— start DATA SHOWN —

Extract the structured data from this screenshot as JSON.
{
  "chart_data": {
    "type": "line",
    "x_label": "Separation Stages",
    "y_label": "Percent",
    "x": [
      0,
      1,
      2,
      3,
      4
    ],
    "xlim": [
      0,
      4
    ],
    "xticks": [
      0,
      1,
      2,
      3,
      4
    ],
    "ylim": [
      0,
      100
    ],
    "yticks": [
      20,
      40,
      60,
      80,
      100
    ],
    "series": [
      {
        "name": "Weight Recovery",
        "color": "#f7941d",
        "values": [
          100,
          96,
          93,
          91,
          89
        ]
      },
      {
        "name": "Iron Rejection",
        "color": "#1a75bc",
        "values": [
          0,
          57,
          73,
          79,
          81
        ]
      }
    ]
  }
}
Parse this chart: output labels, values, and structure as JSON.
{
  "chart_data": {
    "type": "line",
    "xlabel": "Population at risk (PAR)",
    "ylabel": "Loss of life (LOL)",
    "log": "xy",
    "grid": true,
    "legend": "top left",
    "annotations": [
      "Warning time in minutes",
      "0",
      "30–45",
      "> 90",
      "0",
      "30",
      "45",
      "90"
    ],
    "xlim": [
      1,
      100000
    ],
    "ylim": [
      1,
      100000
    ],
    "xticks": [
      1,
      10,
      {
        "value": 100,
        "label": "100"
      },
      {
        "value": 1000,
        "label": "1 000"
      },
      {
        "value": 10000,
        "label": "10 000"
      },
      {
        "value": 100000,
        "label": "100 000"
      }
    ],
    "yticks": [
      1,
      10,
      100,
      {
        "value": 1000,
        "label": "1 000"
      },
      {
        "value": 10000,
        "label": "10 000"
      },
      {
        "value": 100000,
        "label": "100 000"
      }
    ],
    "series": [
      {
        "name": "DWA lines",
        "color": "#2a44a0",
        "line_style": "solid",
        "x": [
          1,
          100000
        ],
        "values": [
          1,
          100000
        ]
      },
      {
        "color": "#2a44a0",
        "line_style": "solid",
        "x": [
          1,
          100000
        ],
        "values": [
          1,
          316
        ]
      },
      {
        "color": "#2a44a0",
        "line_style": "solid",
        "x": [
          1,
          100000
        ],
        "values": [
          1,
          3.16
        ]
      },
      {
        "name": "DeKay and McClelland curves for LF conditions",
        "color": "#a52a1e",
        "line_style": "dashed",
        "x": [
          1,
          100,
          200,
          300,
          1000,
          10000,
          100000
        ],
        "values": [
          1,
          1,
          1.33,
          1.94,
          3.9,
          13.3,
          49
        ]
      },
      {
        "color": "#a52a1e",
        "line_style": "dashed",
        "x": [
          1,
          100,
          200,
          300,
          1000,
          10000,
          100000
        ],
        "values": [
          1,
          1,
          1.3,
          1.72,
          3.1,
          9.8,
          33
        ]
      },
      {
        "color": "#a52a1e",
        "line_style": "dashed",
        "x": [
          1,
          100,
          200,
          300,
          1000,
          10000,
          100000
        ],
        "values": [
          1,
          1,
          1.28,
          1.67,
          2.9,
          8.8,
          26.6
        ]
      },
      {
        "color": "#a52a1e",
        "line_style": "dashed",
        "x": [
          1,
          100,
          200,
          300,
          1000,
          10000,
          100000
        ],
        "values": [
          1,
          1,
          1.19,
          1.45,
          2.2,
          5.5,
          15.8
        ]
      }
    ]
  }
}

— end DATA SHOWN —

### YOUR OBJECTIVE
Only the number is wanted: how many lines of these entries contain the string "this"?

### EXERCISE RESULT
2